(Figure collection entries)

━━━━

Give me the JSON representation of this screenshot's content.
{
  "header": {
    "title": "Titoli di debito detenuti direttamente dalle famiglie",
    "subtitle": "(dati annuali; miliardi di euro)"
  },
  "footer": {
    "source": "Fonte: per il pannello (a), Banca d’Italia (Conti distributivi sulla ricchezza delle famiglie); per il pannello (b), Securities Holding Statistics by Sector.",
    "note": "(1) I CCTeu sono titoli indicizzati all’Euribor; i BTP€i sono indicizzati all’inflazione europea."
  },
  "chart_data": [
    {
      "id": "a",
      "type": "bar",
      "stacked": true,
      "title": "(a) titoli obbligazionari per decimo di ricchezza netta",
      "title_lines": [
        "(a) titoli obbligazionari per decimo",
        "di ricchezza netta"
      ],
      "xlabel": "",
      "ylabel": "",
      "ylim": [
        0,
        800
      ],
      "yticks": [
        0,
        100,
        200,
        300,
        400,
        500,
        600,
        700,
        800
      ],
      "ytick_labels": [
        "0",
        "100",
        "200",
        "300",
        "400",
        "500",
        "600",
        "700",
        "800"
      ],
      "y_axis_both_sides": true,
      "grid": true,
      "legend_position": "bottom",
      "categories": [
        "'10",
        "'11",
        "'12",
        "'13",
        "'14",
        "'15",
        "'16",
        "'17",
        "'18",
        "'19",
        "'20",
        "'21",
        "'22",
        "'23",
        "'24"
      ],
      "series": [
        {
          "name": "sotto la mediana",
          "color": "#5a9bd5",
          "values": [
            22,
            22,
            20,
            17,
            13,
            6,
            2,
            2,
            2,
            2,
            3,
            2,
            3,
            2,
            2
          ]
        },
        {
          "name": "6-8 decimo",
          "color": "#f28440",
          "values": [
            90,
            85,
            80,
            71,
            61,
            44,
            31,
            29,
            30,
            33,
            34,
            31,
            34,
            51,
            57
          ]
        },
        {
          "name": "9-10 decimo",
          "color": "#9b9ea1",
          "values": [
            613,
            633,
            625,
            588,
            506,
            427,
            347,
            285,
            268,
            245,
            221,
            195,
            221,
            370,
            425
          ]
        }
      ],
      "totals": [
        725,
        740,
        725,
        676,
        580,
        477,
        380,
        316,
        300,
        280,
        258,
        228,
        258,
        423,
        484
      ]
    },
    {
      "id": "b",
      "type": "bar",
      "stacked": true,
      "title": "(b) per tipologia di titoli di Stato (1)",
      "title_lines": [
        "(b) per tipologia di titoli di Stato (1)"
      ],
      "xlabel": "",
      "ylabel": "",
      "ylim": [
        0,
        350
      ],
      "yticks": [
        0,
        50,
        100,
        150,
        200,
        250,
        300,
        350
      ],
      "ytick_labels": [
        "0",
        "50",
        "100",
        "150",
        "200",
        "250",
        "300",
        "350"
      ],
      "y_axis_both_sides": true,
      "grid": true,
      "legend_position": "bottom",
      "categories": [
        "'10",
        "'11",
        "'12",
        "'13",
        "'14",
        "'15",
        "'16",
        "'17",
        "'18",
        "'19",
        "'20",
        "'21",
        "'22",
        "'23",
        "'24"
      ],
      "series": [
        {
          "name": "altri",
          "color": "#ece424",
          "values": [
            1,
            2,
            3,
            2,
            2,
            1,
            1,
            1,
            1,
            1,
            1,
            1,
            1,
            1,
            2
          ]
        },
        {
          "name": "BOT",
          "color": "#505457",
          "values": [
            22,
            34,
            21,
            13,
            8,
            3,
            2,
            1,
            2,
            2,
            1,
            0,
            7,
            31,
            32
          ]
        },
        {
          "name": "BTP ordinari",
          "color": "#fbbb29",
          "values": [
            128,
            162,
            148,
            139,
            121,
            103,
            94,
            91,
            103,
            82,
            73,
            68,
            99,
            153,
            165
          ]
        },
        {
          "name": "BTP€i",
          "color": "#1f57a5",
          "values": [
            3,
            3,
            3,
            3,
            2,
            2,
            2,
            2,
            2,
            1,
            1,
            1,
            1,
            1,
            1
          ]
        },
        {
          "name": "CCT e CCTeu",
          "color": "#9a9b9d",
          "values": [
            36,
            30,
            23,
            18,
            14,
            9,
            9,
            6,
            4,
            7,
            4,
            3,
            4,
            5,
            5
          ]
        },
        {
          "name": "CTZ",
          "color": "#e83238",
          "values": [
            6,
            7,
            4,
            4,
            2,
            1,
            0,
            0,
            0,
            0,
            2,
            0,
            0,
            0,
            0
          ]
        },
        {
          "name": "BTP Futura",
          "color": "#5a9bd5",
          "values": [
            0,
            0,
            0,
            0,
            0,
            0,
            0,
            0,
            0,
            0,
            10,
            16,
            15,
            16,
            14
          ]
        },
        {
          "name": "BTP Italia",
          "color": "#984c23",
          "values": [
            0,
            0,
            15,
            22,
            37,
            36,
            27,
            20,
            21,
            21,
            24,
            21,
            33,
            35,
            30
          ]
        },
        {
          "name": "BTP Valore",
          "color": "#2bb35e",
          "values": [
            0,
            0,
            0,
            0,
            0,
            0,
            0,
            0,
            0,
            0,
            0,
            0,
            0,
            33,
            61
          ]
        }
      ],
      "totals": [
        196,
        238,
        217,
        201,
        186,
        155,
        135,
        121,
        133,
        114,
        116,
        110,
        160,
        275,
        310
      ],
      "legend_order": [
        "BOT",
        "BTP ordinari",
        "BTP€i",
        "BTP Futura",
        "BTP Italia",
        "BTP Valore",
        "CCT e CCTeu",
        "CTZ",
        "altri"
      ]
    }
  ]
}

━━━━

> [Aim of the task]: From the records above, work out how many lines contain the string "obbligazionari". Give only the number.

> [Answer]: 2